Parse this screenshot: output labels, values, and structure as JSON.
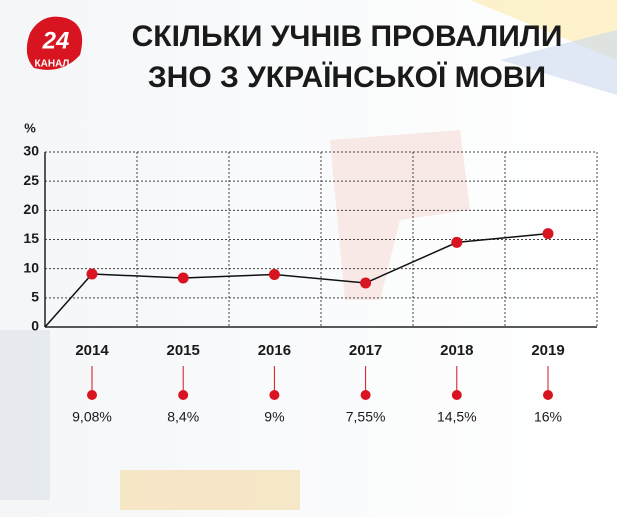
{
  "logo": {
    "number": "24",
    "name": "КАНАЛ"
  },
  "chart_data": {
    "type": "line",
    "title": [
      "СКІЛЬКИ УЧНІВ ПРОВАЛИЛИ",
      "ЗНО З УКРАЇНСЬКОЇ МОВИ"
    ],
    "y_label": "%",
    "categories": [
      "2014",
      "2015",
      "2016",
      "2017",
      "2018",
      "2019"
    ],
    "values": [
      9.08,
      8.4,
      9,
      7.55,
      14.5,
      16
    ],
    "value_labels": [
      "9,08%",
      "8,4%",
      "9%",
      "7,55%",
      "14,5%",
      "16%"
    ],
    "color": "#d7141f",
    "line_color": "#111111",
    "ylim": [
      0,
      30
    ],
    "yticks": [
      0,
      5,
      10,
      15,
      20,
      25,
      30
    ],
    "grid": true
  }
}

▶ Set exercise: Filter the data, keeping only the lines that contain "values".

▶ Output of the exercise:
Parse this screenshot: output labels, values, and structure as JSON.
    "values": [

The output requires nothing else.